*WHAT THE TASK ASKS*
Copy every line of the listing that holds the string "следующего".

Records contained in a dataset
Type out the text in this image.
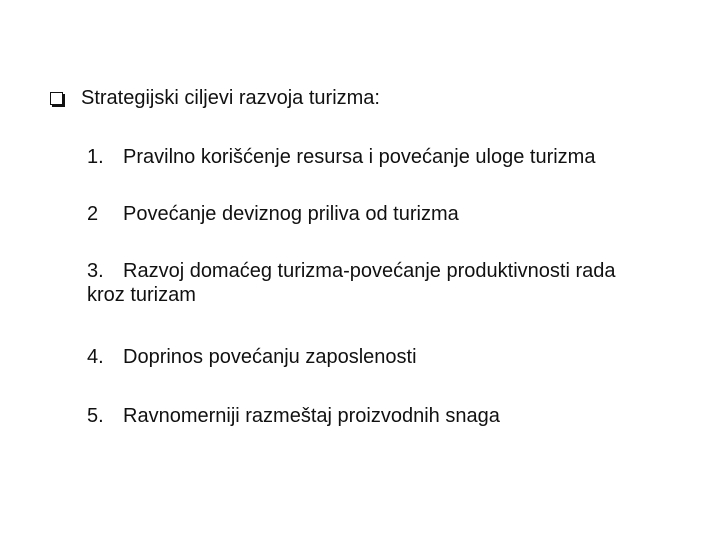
Strategijski ciljevi razvoja turizma:
1. Pravilno korišćenje resursa i povećanje uloge turizma
2 Povećanje deviznog priliva od turizma
3. Razvoj domaćeg turizma-povećanje produktivnosti rada
kroz turizam
4. Doprinos povećanju zaposlenosti
5. Ravnomerniji razmeštaj proizvodnih snaga
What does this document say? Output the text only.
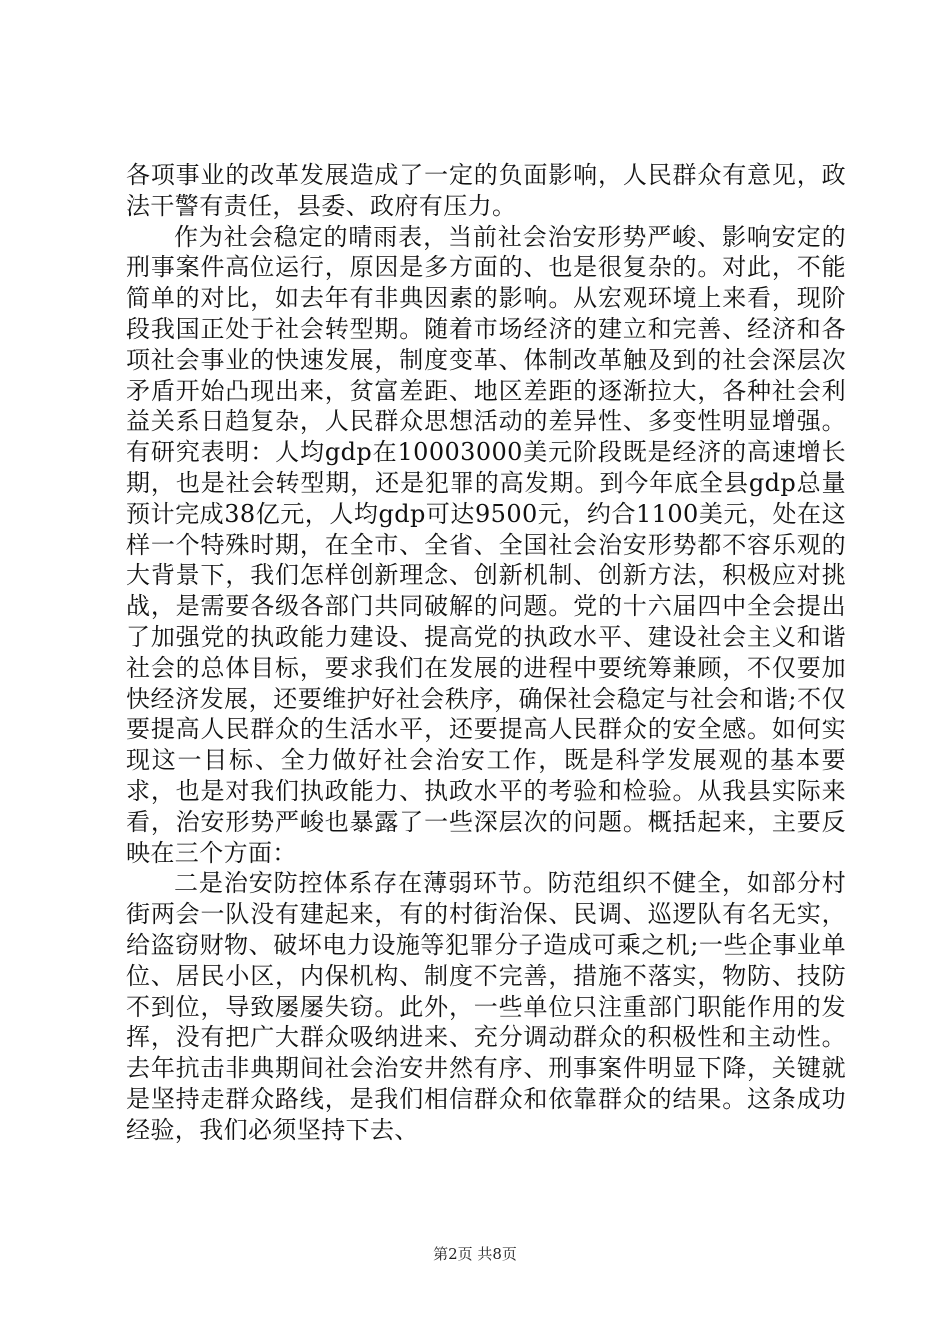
各项事业的改革发展造成了一定的负面影响，人民群众有意见，政法干警有责任，县委、政府有压力。

作为社会稳定的晴雨表，当前社会治安形势严峻、影响安定的刑事案件高位运行，原因是多方面的、也是很复杂的。对此，不能简单的对比，如去年有非典因素的影响。从宏观环境上来看，现阶段我国正处于社会转型期。随着市场经济的建立和完善、经济和各项社会事业的快速发展，制度变革、体制改革触及到的社会深层次矛盾开始凸现出来，贫富差距、地区差距的逐渐拉大，各种社会利益关系日趋复杂，人民群众思想活动的差异性、多变性明显增强。有研究表明：人均gdp在10003000美元阶段既是经济的高速增长期，也是社会转型期，还是犯罪的高发期。到今年底全县gdp总量预计完成38亿元，人均gdp可达9500元，约合1100美元，处在这样一个特殊时期，在全市、全省、全国社会治安形势都不容乐观的大背景下，我们怎样创新理念、创新机制、创新方法，积极应对挑战，是需要各级各部门共同破解的问题。党的十六届四中全会提出了加强党的执政能力建设、提高党的执政水平、建设社会主义和谐社会的总体目标，要求我们在发展的进程中要统筹兼顾，不仅要加快经济发展，还要维护好社会秩序，确保社会稳定与社会和谐;不仅要提高人民群众的生活水平，还要提高人民群众的安全感。如何实现这一目标、全力做好社会治安工作，既是科学发展观的基本要求，也是对我们执政能力、执政水平的考验和检验。从我县实际来看，治安形势严峻也暴露了一些深层次的问题。概括起来，主要反映在三个方面：

二是治安防控体系存在薄弱环节。防范组织不健全，如部分村街两会一队没有建起来，有的村街治保、民调、巡逻队有名无实，给盗窃财物、破坏电力设施等犯罪分子造成可乘之机;一些企事业单位、居民小区，内保机构、制度不完善，措施不落实，物防、技防不到位，导致屡屡失窃。此外，一些单位只注重部门职能作用的发挥，没有把广大群众吸纳进来、充分调动群众的积极性和主动性。去年抗击非典期间社会治安井然有序、刑事案件明显下降，关键就是坚持走群众路线，是我们相信群众和依靠群众的结果。这条成功经验，我们必须坚持下去、

第2页 共8页
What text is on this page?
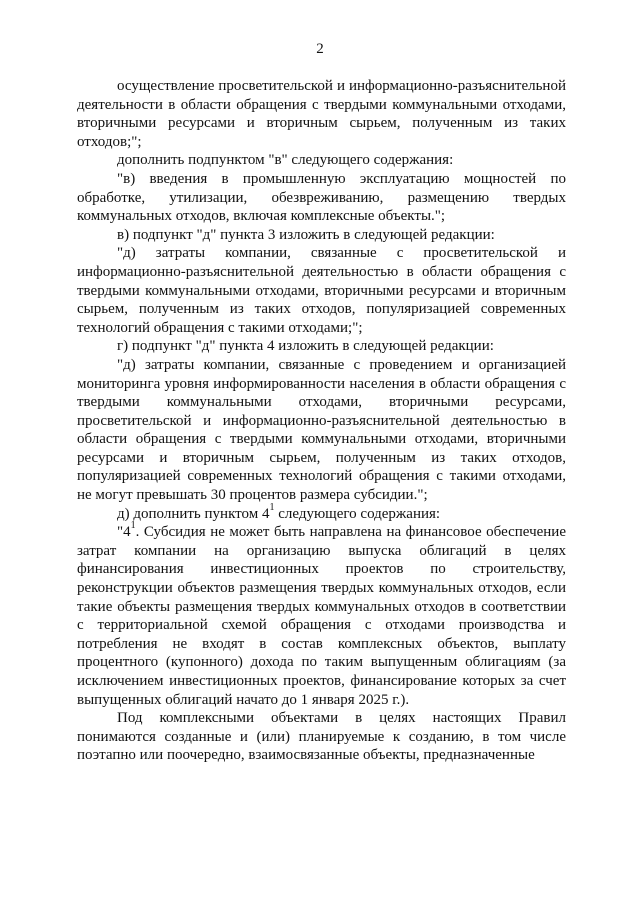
2

осуществление просветительской и информационно-разъяснительной деятельности в области обращения с твердыми коммунальными отходами, вторичными ресурсами и вторичным сырьем, полученным из таких отходов;";

дополнить подпунктом "в" следующего содержания:

"в) введения в промышленную эксплуатацию мощностей по обработке, утилизации, обезвреживанию, размещению твердых коммунальных отходов, включая комплексные объекты.";

в) подпункт "д" пункта 3 изложить в следующей редакции:

"д) затраты компании, связанные с просветительской и информационно-разъяснительной деятельностью в области обращения с твердыми коммунальными отходами, вторичными ресурсами и вторичным сырьем, полученным из таких отходов, популяризацией современных технологий обращения с такими отходами;";

г) подпункт "д" пункта 4 изложить в следующей редакции:

"д) затраты компании, связанные с проведением и организацией мониторинга уровня информированности населения в области обращения с твердыми коммунальными отходами, вторичными ресурсами, просветительской и информационно-разъяснительной деятельностью в области обращения с твердыми коммунальными отходами, вторичными ресурсами и вторичным сырьем, полученным из таких отходов, популяризацией современных технологий обращения с такими отходами, не могут превышать 30 процентов размера субсидии.";

д) дополнить пунктом $4^1$ следующего содержания:

"$4^1$. Субсидия не может быть направлена на финансовое обеспечение затрат компании на организацию выпуска облигаций в целях финансирования инвестиционных проектов по строительству, реконструкции объектов размещения твердых коммунальных отходов, если такие объекты размещения твердых коммунальных отходов в соответствии с территориальной схемой обращения с отходами производства и потребления не входят в состав комплексных объектов, выплату процентного (купонного) дохода по таким выпущенным облигациям (за исключением инвестиционных проектов, финансирование которых за счет выпущенных облигаций начато до 1 января 2025 г.).

Под комплексными объектами в целях настоящих Правил понимаются созданные и (или) планируемые к созданию, в том числе поэтапно или поочередно, взаимосвязанные объекты, предназначенные
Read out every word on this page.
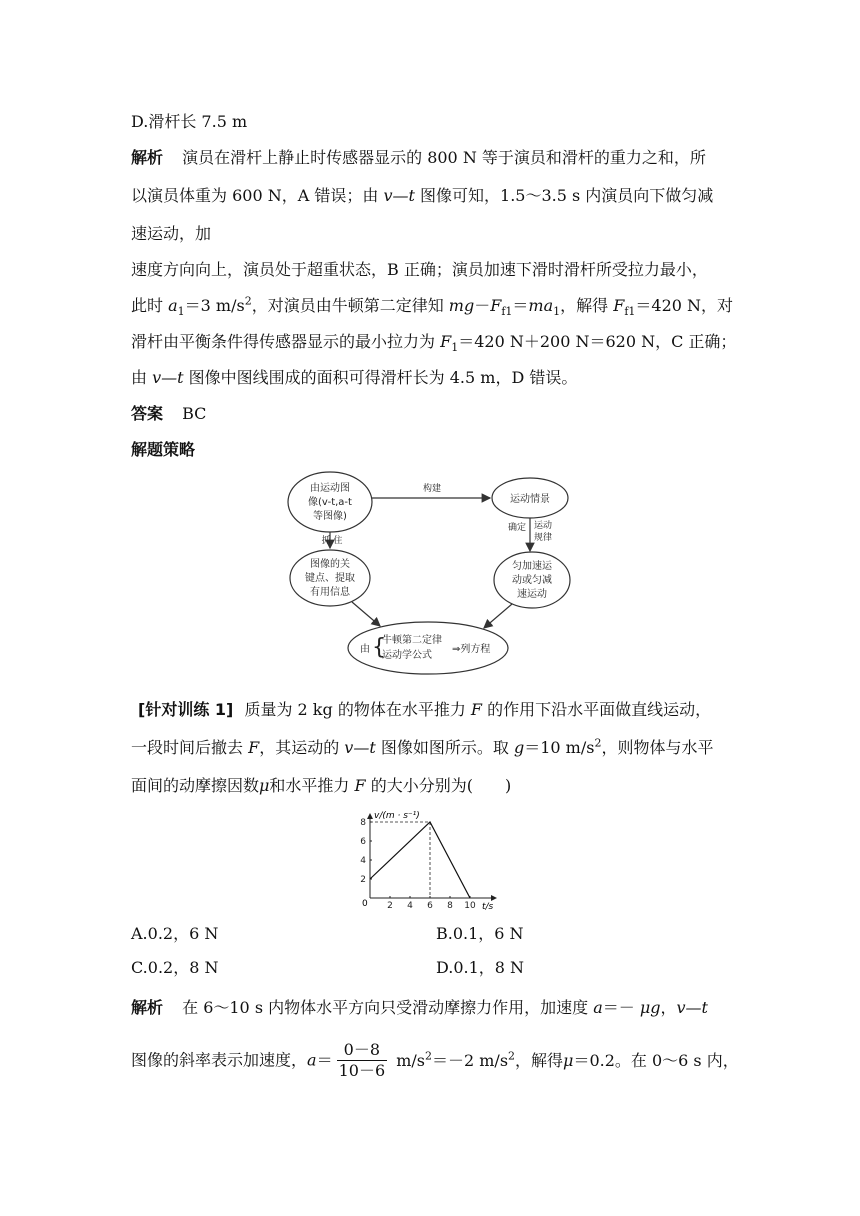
D.滑杆长 7.5 m
解析 演员在滑杆上静止时传感器显示的 800 N 等于演员和滑杆的重力之和，所
以演员体重为 600 N，A 错误；由 v—t 图像可知，1.5～3.5 s 内演员向下做匀减
速运动，加
速度方向向上，演员处于超重状态，B 正确；演员加速下滑时滑杆所受拉力最小，
此时 $a_1=3$ $m/s^2$，对演员由牛顿第二定律知 $mg-F_{f1}=ma_1$，解得 $F_{f1}=420$ N，对
滑杆由平衡条件得传感器显示的最小拉力为 $F_1=420$ N＋200 N＝620 N，C 正确；
由 v—t 图像中图线围成的面积可得滑杆长为 4.5 m，D 错误。
答案 BC
解题策略
由运动图
像(v-t,a-t
等图像)
运动情景
图像的关
键点、提取
有用信息
匀加速运
动或匀减
速运动
由 {
牛顿第二定律
运动学公式
⇒列方程
构建
抓 住
确定 运动
规律
[针对训练 1] 质量为 2 kg 的物体在水平推力 F 的作用下沿水平面做直线运动，
一段时间后撤去 F，其运动的 v—t 图像如图所示。取 g＝10 $m/s^2$，则物体与水平
面间的动摩擦因数μ和水平推力 F 的大小分别为(　　)
2 4 6 8 10
2
4
6
8
v/(m · s⁻¹)
t/s
0
A.0.2，6 N	B.0.1，6 N
C.0.2，8 N	D.0.1，8 N
解析 在 6～10 s 内物体水平方向只受滑动摩擦力作用，加速度 a＝－ μg，v—t
图像的斜率表示加速度，$a= \frac{0-8}{10-6} m/s^2=-2$ $m/s^2$，解得μ＝0.2。在 0～6 s 内，
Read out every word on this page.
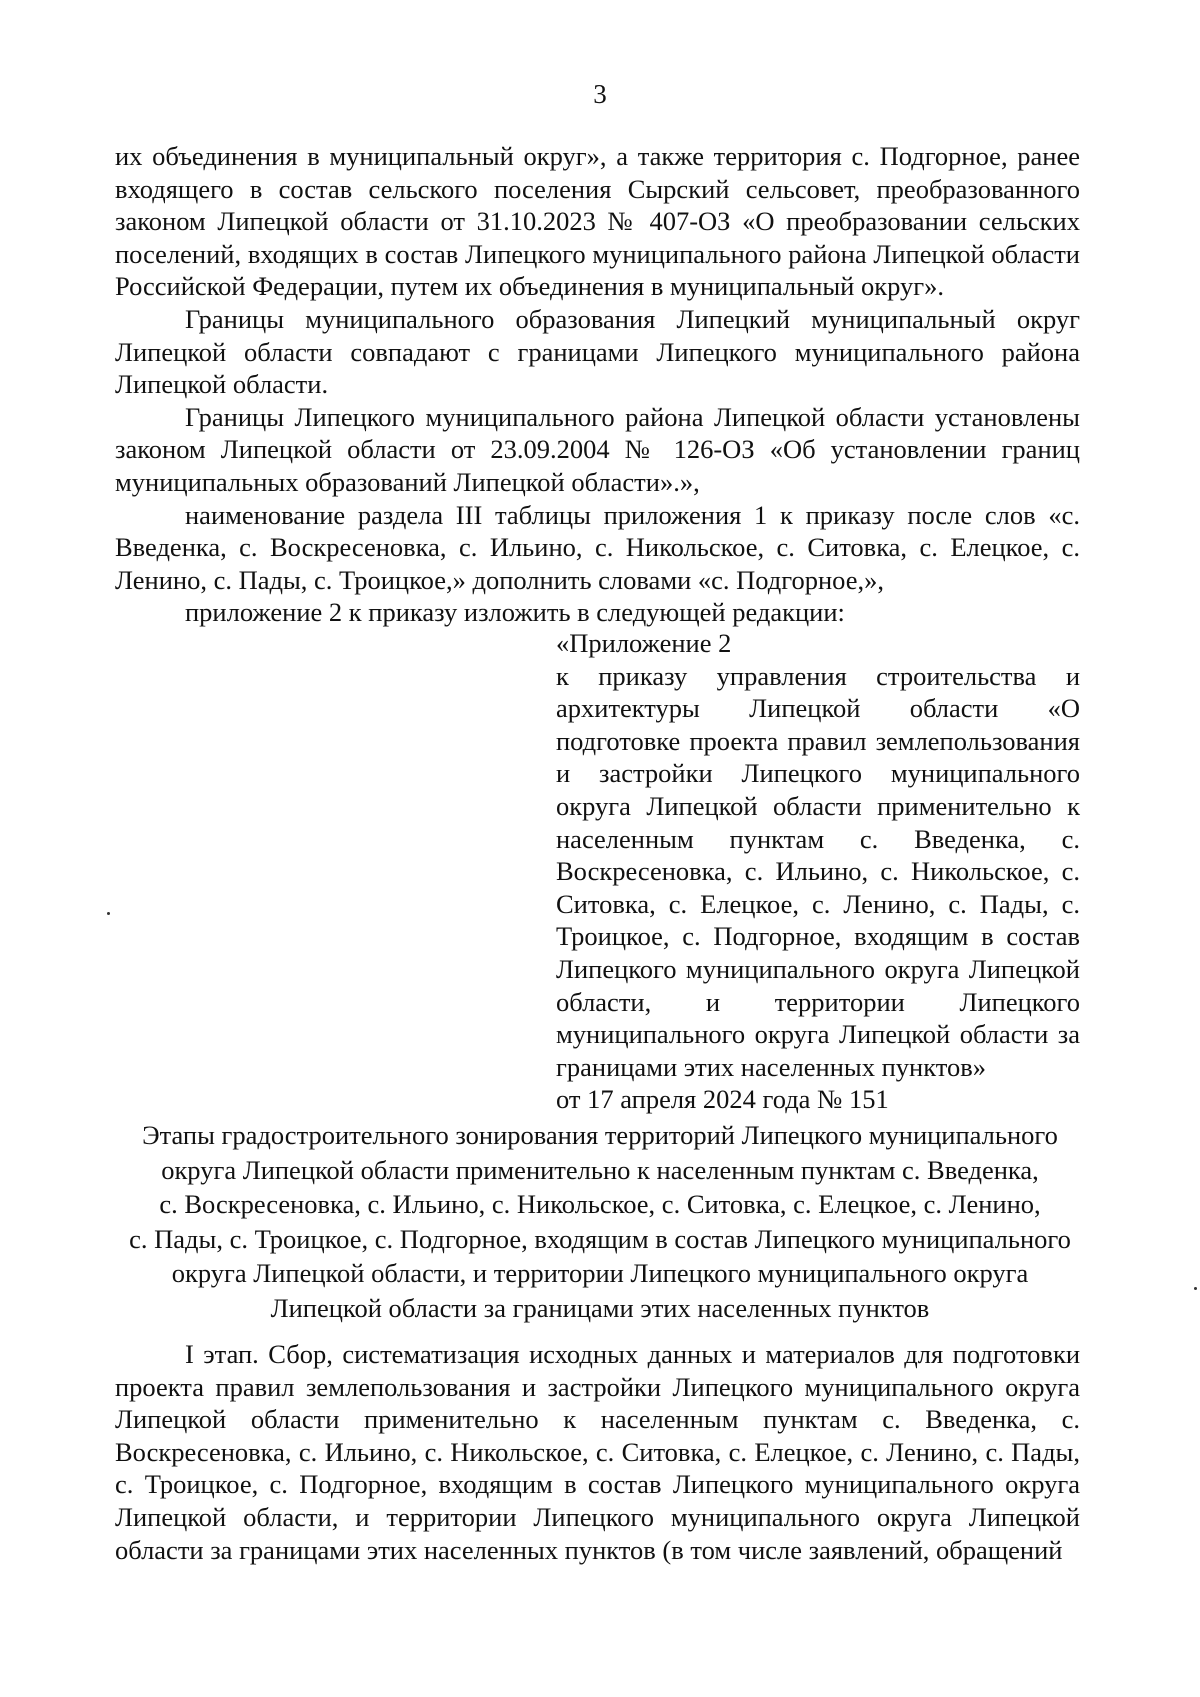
3

их объединения в муниципальный округ», а также территория с. Подгорное, ранее входящего в состав сельского поселения Сырский сельсовет, преобразованного законом Липецкой области от 31.10.2023 № 407-ОЗ «О преобразовании сельских поселений, входящих в состав Липецкого муниципального района Липецкой области Российской Федерации, путем их объединения в муниципальный округ».

Границы муниципального образования Липецкий муниципальный округ Липецкой области совпадают с границами Липецкого муниципального района Липецкой области.

Границы Липецкого муниципального района Липецкой области установлены законом Липецкой области от 23.09.2004 № 126-ОЗ «Об установлении границ муниципальных образований Липецкой области».»,

наименование раздела III таблицы приложения 1 к приказу после слов «с. Введенка, с. Воскресеновка, с. Ильино, с. Никольское, с. Ситовка, с. Елецкое, с. Ленино, с. Пады, с. Троицкое,» дополнить словами «с. Подгорное,»,

приложение 2 к приказу изложить в следующей редакции:

«Приложение 2

к приказу управления строительства и архитектуры Липецкой области «О подготовке проекта правил землепользования и застройки Липецкого муниципального округа Липецкой области применительно к населенным пунктам с. Введенка, с. Воскресеновка, с. Ильино, с. Никольское, с. Ситовка, с. Елецкое, с. Ленино, с. Пады, с. Троицкое, с. Подгорное, входящим в состав Липецкого муниципального округа Липецкой области, и территории Липецкого муниципального округа Липецкой области за границами этих населенных пунктов»

от 17 апреля 2024 года № 151

Этапы градостроительного зонирования территорий Липецкого муниципального
округа Липецкой области применительно к населенным пунктам с. Введенка,
с. Воскресеновка, с. Ильино, с. Никольское, с. Ситовка, с. Елецкое, с. Ленино,
с. Пады, с. Троицкое, с. Подгорное, входящим в состав Липецкого муниципального
округа Липецкой области, и территории Липецкого муниципального округа
Липецкой области за границами этих населенных пунктов

I этап. Сбор, систематизация исходных данных и материалов для подготовки проекта правил землепользования и застройки Липецкого муниципального округа Липецкой области применительно к населенным пунктам с. Введенка, с. Воскресеновка, с. Ильино, с. Никольское, с. Ситовка, с. Елецкое, с. Ленино, с. Пады, с. Троицкое, с. Подгорное, входящим в состав Липецкого муниципального округа Липецкой области, и территории Липецкого муниципального округа Липецкой области за границами этих населенных пунктов (в том числе заявлений, обращений
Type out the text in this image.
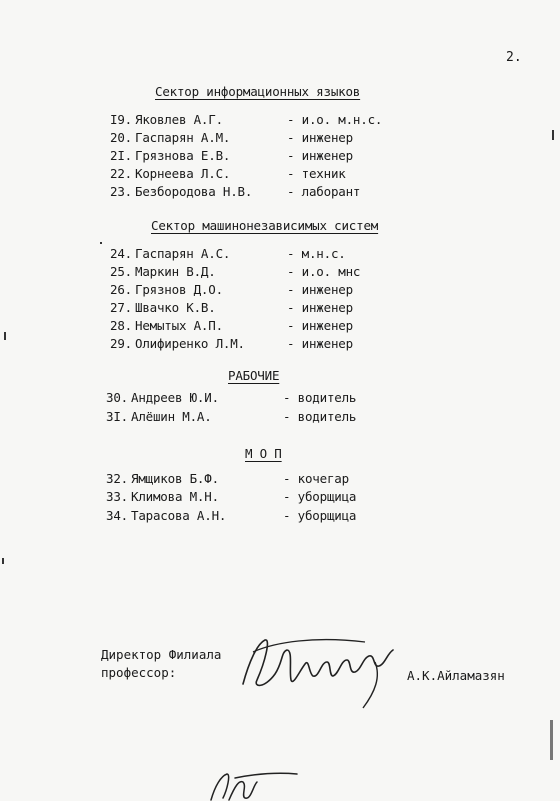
2.
Сектор информационных языков
I9. Яковлев А.Г.	- и.о. м.н.с.
20. Гаспарян А.М.	- инженер
2I. Грязнова Е.В.	- инженер
22. Корнеева Л.С.	- техник
23. Безбородова Н.В.	- лаборант
Сектор машинонезависимых систем
24. Гаспарян А.С.	- м.н.с.
25. Маркин В.Д.	- и.о. мнс
26. Грязнов Д.О.	- инженер
27. Швачко К.В.	- инженер
28. Немытых А.П.	- инженер
29. Олифиренко Л.М.	- инженер
РАБОЧИЕ
30. Андреев Ю.И.	- водитель
3I. Алёшин М.А.	- водитель
М О П
32. Ямщиков Б.Ф.	- кочегар
33. Климова М.Н.	- уборщица
34. Тарасова А.Н.	- уборщица
Директор Филиала
профессор:	А.К.Айламазян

*EXERCISE RESPONSE*
дополнить подпунктом "в" следующего содержания:
д) дополнить пунктом $4^1$ следующего содержания:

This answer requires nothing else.